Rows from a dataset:
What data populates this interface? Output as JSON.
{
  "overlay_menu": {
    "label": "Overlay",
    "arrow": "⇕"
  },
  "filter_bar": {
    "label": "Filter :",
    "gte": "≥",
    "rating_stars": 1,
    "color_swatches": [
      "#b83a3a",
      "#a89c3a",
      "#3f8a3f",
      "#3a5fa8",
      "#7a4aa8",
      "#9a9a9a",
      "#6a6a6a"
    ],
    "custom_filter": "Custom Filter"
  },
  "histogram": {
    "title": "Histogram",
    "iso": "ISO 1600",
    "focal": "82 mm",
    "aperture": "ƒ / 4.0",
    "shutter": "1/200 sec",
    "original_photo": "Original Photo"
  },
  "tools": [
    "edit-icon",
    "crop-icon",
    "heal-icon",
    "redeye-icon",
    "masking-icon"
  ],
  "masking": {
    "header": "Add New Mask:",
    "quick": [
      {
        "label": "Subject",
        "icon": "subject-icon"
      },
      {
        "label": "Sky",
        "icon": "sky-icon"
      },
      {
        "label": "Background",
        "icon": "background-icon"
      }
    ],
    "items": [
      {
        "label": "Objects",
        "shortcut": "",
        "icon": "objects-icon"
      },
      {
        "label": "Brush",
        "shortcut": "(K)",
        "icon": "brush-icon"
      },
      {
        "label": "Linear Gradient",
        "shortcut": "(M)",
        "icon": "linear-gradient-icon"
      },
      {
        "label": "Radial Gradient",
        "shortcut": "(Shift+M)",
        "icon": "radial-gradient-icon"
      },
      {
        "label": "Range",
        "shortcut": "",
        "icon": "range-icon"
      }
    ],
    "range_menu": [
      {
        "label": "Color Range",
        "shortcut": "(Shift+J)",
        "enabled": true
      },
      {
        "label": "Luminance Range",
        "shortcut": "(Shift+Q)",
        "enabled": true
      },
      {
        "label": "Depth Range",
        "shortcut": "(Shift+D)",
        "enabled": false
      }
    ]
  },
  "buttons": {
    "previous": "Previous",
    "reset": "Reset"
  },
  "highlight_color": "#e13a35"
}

GIVEN EXERCISE: Retype the records in full. Keep every line identical to the original.

OUTPUT OF THE TASK:
What data populates this interface? Output as JSON.
{
  "overlay_menu": {
    "label": "Overlay",
    "arrow": "⇕"
  },
  "filter_bar": {
    "label": "Filter :",
    "gte": "≥",
    "rating_stars": 1,
    "color_swatches": [
      "#b83a3a",
      "#a89c3a",
      "#3f8a3f",
      "#3a5fa8",
      "#7a4aa8",
      "#9a9a9a",
      "#6a6a6a"
    ],
    "custom_filter": "Custom Filter"
  },
  "histogram": {
    "title": "Histogram",
    "iso": "ISO 1600",
    "focal": "82 mm",
    "aperture": "ƒ / 4.0",
    "shutter": "1/200 sec",
    "original_photo": "Original Photo"
  },
  "tools": [
    "edit-icon",
    "crop-icon",
    "heal-icon",
    "redeye-icon",
    "masking-icon"
  ],
  "masking": {
    "header": "Add New Mask:",
    "quick": [
      {
        "label": "Subject",
        "icon": "subject-icon"
      },
      {
        "label": "Sky",
        "icon": "sky-icon"
      },
      {
        "label": "Background",
        "icon": "background-icon"
      }
    ],
    "items": [
      {
        "label": "Objects",
        "shortcut": "",
        "icon": "objects-icon"
      },
      {
        "label": "Brush",
        "shortcut": "(K)",
        "icon": "brush-icon"
      },
      {
        "label": "Linear Gradient",
        "shortcut": "(M)",
        "icon": "linear-gradient-icon"
      },
      {
        "label": "Radial Gradient",
        "shortcut": "(Shift+M)",
        "icon": "radial-gradient-icon"
      },
      {
        "label": "Range",
        "shortcut": "",
        "icon": "range-icon"
      }
    ],
    "range_menu": [
      {
        "label": "Color Range",
        "shortcut": "(Shift+J)",
        "enabled": true
      },
      {
        "label": "Luminance Range",
        "shortcut": "(Shift+Q)",
        "enabled": true
      },
      {
        "label": "Depth Range",
        "shortcut": "(Shift+D)",
        "enabled": false
      }
    ]
  },
  "buttons": {
    "previous": "Previous",
    "reset": "Reset"
  },
  "highlight_color": "#e13a35"
}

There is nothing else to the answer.